INPUT:
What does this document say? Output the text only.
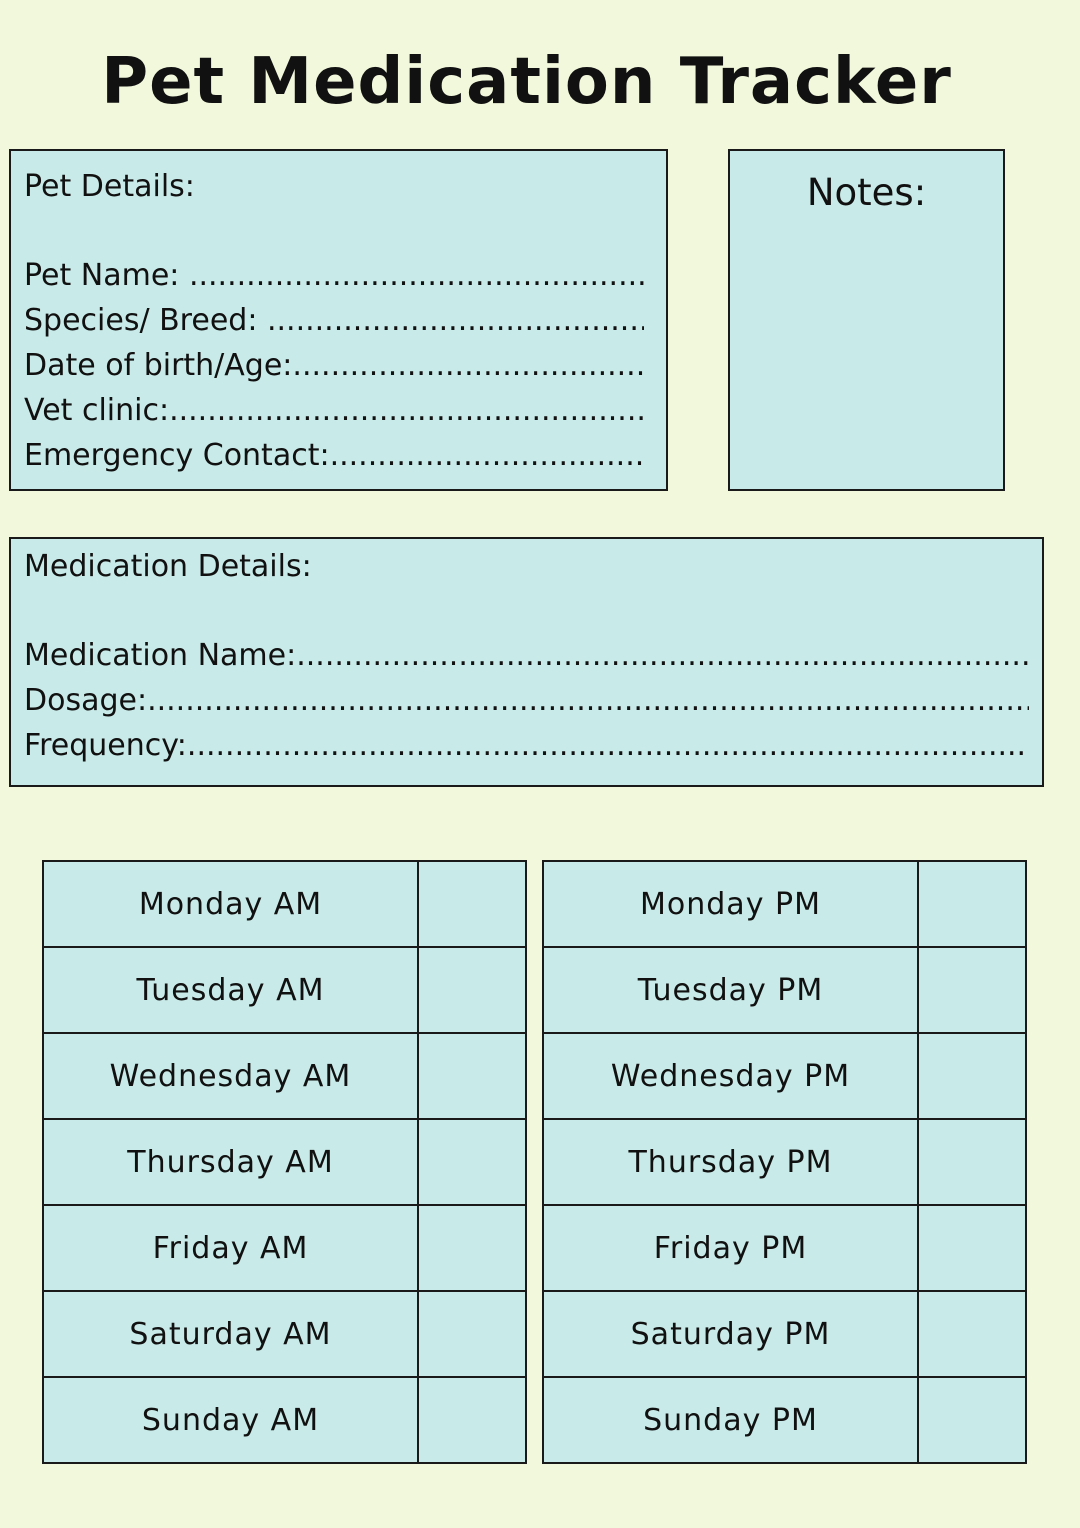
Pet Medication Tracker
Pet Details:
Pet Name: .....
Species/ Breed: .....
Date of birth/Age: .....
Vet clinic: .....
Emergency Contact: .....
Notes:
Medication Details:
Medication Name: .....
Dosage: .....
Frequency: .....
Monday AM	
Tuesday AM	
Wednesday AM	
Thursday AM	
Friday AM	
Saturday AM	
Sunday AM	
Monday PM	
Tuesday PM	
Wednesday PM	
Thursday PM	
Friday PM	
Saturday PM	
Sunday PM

TASK INSTRUCTIONS: Without the pictures, restate all of the entries above verbatim.

FULL RESPONSE:
What does this document say? Output the text only.
Pet Medication Tracker
Pet Details:
Pet Name: .....
Species/ Breed: .....
Date of birth/Age: .....
Vet clinic: .....
Emergency Contact: .....
Notes:
Medication Details:
Medication Name: .....
Dosage: .....
Frequency: .....
Monday AM	
Tuesday AM	
Wednesday AM	
Thursday AM	
Friday AM	
Saturday AM	
Sunday AM	
Monday PM	
Tuesday PM	
Wednesday PM	
Thursday PM	
Friday PM	
Saturday PM	
Sunday PM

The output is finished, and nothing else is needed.